[Figure data in JSON]
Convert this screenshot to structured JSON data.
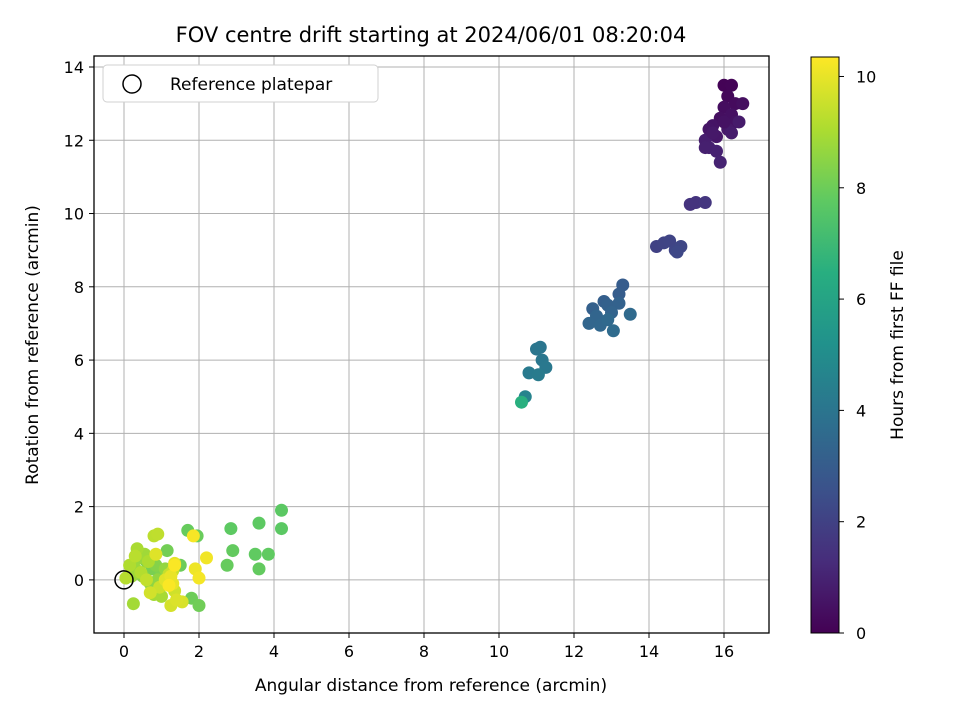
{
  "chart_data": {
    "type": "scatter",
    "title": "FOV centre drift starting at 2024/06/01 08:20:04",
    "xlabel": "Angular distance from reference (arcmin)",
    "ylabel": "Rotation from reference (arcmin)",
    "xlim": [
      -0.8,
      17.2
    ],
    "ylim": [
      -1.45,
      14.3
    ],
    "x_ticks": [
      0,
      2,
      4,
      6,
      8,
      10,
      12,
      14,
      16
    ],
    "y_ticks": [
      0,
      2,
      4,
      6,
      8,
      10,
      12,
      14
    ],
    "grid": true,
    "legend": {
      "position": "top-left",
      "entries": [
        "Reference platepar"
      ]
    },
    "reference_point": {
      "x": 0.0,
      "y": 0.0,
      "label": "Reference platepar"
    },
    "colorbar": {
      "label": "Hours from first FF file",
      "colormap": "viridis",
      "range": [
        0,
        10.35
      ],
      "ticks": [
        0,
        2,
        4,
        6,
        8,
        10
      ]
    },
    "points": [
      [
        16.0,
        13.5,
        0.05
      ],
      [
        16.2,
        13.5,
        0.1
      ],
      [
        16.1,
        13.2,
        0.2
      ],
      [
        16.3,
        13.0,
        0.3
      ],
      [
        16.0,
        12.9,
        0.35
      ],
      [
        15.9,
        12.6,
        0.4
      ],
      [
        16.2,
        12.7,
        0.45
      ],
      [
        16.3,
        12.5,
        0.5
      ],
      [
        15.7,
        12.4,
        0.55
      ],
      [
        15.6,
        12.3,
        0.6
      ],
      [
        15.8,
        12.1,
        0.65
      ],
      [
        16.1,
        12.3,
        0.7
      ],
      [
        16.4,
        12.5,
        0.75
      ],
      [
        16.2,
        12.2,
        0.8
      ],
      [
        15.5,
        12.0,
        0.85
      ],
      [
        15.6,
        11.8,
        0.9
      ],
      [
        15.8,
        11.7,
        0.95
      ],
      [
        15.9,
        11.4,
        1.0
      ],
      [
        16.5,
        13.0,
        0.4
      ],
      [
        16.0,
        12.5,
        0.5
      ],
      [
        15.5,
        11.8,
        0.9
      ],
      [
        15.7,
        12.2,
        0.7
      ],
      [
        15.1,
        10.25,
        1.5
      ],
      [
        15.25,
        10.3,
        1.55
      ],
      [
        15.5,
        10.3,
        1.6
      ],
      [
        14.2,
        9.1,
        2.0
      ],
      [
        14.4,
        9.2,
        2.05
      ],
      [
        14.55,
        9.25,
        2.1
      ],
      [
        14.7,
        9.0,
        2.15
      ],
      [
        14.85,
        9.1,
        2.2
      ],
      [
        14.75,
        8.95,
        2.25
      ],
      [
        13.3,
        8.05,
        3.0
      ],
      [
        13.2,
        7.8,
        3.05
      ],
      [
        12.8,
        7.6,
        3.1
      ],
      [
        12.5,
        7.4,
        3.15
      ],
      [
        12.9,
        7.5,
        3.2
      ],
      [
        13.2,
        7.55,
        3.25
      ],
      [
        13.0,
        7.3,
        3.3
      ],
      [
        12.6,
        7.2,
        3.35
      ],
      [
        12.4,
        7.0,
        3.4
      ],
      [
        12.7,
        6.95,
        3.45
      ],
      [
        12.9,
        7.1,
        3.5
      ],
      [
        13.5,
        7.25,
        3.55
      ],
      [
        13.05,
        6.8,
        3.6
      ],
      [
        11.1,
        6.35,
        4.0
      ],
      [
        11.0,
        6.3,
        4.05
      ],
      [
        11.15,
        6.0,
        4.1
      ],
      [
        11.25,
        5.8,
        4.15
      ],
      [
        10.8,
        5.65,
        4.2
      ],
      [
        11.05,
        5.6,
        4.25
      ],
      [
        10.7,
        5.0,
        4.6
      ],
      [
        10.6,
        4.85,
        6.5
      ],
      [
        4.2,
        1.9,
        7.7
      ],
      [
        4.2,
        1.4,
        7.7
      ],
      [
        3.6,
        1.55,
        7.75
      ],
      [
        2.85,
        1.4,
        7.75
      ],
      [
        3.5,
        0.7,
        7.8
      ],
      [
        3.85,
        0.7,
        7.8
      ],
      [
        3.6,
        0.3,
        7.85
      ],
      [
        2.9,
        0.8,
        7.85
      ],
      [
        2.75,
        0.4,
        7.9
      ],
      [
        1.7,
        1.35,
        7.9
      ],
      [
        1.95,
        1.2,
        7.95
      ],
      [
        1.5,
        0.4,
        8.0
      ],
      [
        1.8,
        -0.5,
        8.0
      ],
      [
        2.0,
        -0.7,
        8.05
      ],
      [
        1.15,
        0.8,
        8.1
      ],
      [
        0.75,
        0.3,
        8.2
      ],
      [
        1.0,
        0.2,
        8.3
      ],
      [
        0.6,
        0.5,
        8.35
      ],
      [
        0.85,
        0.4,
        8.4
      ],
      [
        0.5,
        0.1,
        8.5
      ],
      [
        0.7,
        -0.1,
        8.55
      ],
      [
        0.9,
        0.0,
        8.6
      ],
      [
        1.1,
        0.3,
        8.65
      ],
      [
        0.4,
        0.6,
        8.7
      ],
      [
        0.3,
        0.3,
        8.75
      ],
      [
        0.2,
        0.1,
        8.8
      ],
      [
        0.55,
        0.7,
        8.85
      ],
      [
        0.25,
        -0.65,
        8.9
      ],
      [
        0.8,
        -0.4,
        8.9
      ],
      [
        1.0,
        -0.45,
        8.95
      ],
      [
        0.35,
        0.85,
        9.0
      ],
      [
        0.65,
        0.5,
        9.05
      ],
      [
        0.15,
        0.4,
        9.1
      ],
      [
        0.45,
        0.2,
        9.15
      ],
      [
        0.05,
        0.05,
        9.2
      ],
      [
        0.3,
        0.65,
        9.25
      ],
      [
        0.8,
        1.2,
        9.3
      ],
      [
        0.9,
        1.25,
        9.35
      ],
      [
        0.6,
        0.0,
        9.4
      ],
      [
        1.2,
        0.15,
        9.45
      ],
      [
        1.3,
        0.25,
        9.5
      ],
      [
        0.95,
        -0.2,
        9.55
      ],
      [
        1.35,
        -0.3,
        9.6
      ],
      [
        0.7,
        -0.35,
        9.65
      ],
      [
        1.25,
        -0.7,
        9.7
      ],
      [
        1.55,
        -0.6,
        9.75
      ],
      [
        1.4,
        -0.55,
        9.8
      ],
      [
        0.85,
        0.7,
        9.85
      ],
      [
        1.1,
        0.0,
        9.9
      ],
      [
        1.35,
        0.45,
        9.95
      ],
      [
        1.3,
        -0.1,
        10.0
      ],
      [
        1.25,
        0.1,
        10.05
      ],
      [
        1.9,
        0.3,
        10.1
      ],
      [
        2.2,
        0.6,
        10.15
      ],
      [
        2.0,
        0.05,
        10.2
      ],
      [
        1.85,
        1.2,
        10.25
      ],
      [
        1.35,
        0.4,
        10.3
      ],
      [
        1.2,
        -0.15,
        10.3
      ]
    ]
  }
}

---

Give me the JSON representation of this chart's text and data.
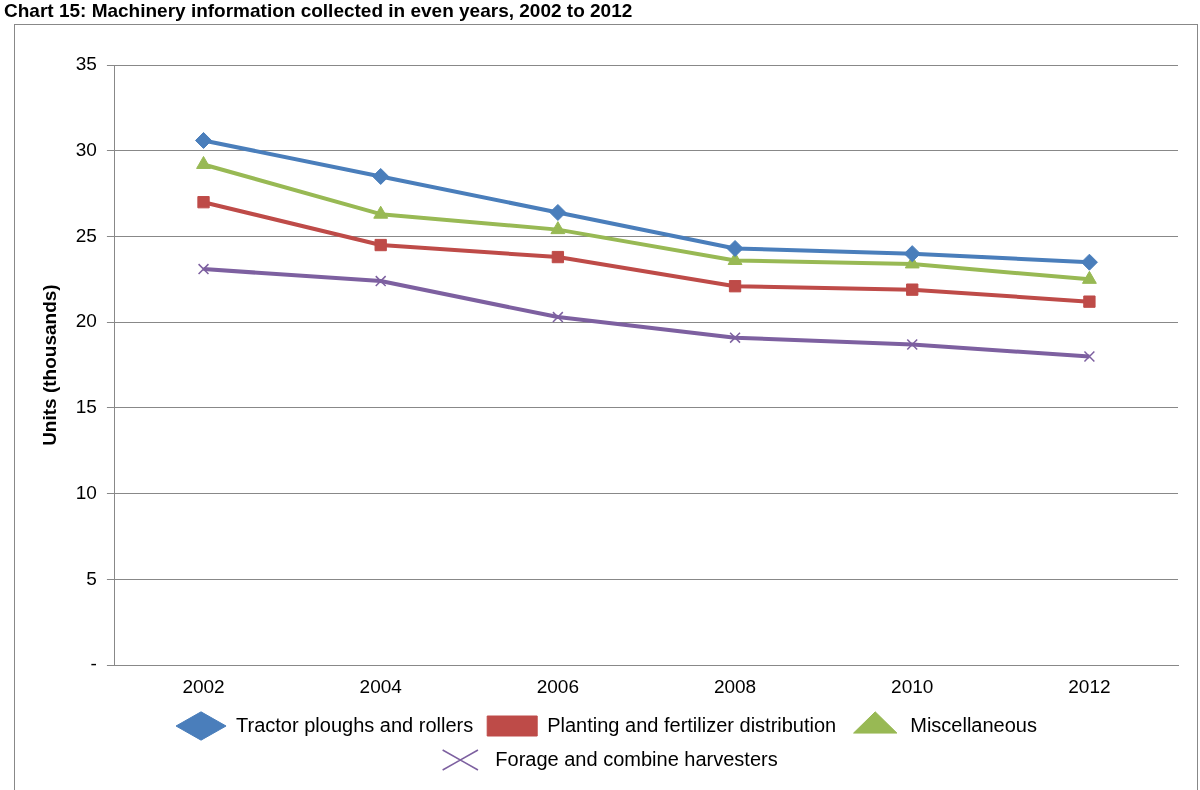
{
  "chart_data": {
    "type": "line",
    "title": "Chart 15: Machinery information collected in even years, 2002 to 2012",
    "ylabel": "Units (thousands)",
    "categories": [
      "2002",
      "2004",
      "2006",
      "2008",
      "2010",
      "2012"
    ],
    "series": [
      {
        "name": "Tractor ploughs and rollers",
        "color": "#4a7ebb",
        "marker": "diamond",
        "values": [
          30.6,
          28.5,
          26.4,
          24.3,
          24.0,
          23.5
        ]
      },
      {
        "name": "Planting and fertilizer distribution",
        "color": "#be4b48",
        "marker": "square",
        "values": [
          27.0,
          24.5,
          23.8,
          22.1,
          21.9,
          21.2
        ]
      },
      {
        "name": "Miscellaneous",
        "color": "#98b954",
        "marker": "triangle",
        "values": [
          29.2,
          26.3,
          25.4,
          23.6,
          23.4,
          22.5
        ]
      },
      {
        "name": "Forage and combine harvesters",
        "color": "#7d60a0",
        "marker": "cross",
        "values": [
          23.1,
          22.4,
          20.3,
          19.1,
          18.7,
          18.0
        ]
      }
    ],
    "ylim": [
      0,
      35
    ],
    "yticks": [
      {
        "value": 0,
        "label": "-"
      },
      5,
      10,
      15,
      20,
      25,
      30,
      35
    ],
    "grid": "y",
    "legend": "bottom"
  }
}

#### [OBJECTIVE]
Search the data above for the word "name", then gather each line in which it appears.

#### [RESULT]
        "name": "Tractor ploughs and rollers",
        "name": "Planting and fertilizer distribution",
        "name": "Miscellaneous",
        "name": "Forage and combine harvesters",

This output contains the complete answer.